BEGIN

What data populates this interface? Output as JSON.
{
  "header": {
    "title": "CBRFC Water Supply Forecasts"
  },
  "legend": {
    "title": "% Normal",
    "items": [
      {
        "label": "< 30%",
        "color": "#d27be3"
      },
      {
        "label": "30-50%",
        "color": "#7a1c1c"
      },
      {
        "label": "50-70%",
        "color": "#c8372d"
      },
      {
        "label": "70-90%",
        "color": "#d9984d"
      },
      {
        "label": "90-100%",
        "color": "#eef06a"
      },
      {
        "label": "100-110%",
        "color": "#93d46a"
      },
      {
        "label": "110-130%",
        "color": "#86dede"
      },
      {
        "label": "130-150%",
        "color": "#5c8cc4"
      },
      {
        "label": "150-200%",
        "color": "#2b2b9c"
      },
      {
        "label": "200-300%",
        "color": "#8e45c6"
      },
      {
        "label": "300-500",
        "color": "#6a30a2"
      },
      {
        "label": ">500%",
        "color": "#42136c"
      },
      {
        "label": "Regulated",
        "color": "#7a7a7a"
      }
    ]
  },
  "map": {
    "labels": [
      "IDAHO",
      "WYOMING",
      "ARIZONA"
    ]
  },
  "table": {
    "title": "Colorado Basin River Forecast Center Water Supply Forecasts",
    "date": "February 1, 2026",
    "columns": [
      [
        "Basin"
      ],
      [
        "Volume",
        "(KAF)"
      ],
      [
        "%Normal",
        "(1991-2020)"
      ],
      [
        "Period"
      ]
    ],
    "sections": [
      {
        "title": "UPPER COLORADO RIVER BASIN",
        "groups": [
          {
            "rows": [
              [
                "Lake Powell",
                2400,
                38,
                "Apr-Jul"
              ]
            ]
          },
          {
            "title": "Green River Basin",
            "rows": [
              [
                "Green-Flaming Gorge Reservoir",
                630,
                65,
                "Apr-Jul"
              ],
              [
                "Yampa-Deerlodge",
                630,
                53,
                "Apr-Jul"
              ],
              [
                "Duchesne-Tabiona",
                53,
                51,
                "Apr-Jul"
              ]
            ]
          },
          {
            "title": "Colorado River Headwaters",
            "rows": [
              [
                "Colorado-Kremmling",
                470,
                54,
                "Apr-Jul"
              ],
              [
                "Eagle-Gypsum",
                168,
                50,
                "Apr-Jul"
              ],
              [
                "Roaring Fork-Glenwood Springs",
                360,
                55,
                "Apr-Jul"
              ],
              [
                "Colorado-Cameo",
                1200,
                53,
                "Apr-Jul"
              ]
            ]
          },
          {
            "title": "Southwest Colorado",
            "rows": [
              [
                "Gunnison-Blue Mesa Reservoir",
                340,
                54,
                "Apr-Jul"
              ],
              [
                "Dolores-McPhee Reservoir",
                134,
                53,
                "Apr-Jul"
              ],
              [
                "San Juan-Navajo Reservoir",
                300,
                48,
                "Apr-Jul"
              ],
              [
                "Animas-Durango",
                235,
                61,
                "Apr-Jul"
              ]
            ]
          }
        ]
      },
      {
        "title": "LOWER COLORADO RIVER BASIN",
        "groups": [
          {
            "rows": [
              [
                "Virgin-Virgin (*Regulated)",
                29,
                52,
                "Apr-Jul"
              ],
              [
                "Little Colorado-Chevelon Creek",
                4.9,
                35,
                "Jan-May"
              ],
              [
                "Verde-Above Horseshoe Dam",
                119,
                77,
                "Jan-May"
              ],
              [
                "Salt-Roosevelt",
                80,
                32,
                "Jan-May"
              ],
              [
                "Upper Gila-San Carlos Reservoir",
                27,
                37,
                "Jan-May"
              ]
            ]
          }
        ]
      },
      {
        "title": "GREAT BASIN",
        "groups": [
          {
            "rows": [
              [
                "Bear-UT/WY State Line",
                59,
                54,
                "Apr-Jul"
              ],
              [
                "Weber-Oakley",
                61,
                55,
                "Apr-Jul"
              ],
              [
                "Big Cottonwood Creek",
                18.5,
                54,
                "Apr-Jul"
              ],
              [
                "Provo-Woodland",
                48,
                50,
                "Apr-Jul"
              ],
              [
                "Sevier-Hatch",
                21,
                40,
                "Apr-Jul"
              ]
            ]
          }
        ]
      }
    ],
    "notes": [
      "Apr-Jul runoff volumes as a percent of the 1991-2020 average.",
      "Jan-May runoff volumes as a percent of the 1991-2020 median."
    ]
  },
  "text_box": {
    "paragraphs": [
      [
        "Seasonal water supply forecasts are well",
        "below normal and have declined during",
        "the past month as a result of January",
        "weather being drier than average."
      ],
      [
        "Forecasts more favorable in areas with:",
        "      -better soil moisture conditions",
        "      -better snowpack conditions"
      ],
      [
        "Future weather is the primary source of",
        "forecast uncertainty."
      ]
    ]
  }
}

END

_To do:_ Make an exact copy of all the data.

_Exercise answer:_
What data populates this interface? Output as JSON.
{
  "header": {
    "title": "CBRFC Water Supply Forecasts"
  },
  "legend": {
    "title": "% Normal",
    "items": [
      {
        "label": "< 30%",
        "color": "#d27be3"
      },
      {
        "label": "30-50%",
        "color": "#7a1c1c"
      },
      {
        "label": "50-70%",
        "color": "#c8372d"
      },
      {
        "label": "70-90%",
        "color": "#d9984d"
      },
      {
        "label": "90-100%",
        "color": "#eef06a"
      },
      {
        "label": "100-110%",
        "color": "#93d46a"
      },
      {
        "label": "110-130%",
        "color": "#86dede"
      },
      {
        "label": "130-150%",
        "color": "#5c8cc4"
      },
      {
        "label": "150-200%",
        "color": "#2b2b9c"
      },
      {
        "label": "200-300%",
        "color": "#8e45c6"
      },
      {
        "label": "300-500",
        "color": "#6a30a2"
      },
      {
        "label": ">500%",
        "color": "#42136c"
      },
      {
        "label": "Regulated",
        "color": "#7a7a7a"
      }
    ]
  },
  "map": {
    "labels": [
      "IDAHO",
      "WYOMING",
      "ARIZONA"
    ]
  },
  "table": {
    "title": "Colorado Basin River Forecast Center Water Supply Forecasts",
    "date": "February 1, 2026",
    "columns": [
      [
        "Basin"
      ],
      [
        "Volume",
        "(KAF)"
      ],
      [
        "%Normal",
        "(1991-2020)"
      ],
      [
        "Period"
      ]
    ],
    "sections": [
      {
        "title": "UPPER COLORADO RIVER BASIN",
        "groups": [
          {
            "rows": [
              [
                "Lake Powell",
                2400,
                38,
                "Apr-Jul"
              ]
            ]
          },
          {
            "title": "Green River Basin",
            "rows": [
              [
                "Green-Flaming Gorge Reservoir",
                630,
                65,
                "Apr-Jul"
              ],
              [
                "Yampa-Deerlodge",
                630,
                53,
                "Apr-Jul"
              ],
              [
                "Duchesne-Tabiona",
                53,
                51,
                "Apr-Jul"
              ]
            ]
          },
          {
            "title": "Colorado River Headwaters",
            "rows": [
              [
                "Colorado-Kremmling",
                470,
                54,
                "Apr-Jul"
              ],
              [
                "Eagle-Gypsum",
                168,
                50,
                "Apr-Jul"
              ],
              [
                "Roaring Fork-Glenwood Springs",
                360,
                55,
                "Apr-Jul"
              ],
              [
                "Colorado-Cameo",
                1200,
                53,
                "Apr-Jul"
              ]
            ]
          },
          {
            "title": "Southwest Colorado",
            "rows": [
              [
                "Gunnison-Blue Mesa Reservoir",
                340,
                54,
                "Apr-Jul"
              ],
              [
                "Dolores-McPhee Reservoir",
                134,
                53,
                "Apr-Jul"
              ],
              [
                "San Juan-Navajo Reservoir",
                300,
                48,
                "Apr-Jul"
              ],
              [
                "Animas-Durango",
                235,
                61,
                "Apr-Jul"
              ]
            ]
          }
        ]
      },
      {
        "title": "LOWER COLORADO RIVER BASIN",
        "groups": [
          {
            "rows": [
              [
                "Virgin-Virgin (*Regulated)",
                29,
                52,
                "Apr-Jul"
              ],
              [
                "Little Colorado-Chevelon Creek",
                4.9,
                35,
                "Jan-May"
              ],
              [
                "Verde-Above Horseshoe Dam",
                119,
                77,
                "Jan-May"
              ],
              [
                "Salt-Roosevelt",
                80,
                32,
                "Jan-May"
              ],
              [
                "Upper Gila-San Carlos Reservoir",
                27,
                37,
                "Jan-May"
              ]
            ]
          }
        ]
      },
      {
        "title": "GREAT BASIN",
        "groups": [
          {
            "rows": [
              [
                "Bear-UT/WY State Line",
                59,
                54,
                "Apr-Jul"
              ],
              [
                "Weber-Oakley",
                61,
                55,
                "Apr-Jul"
              ],
              [
                "Big Cottonwood Creek",
                18.5,
                54,
                "Apr-Jul"
              ],
              [
                "Provo-Woodland",
                48,
                50,
                "Apr-Jul"
              ],
              [
                "Sevier-Hatch",
                21,
                40,
                "Apr-Jul"
              ]
            ]
          }
        ]
      }
    ],
    "notes": [
      "Apr-Jul runoff volumes as a percent of the 1991-2020 average.",
      "Jan-May runoff volumes as a percent of the 1991-2020 median."
    ]
  },
  "text_box": {
    "paragraphs": [
      [
        "Seasonal water supply forecasts are well",
        "below normal and have declined during",
        "the past month as a result of January",
        "weather being drier than average."
      ],
      [
        "Forecasts more favorable in areas with:",
        "      -better soil moisture conditions",
        "      -better snowpack conditions"
      ],
      [
        "Future weather is the primary source of",
        "forecast uncertainty."
      ]
    ]
  }
}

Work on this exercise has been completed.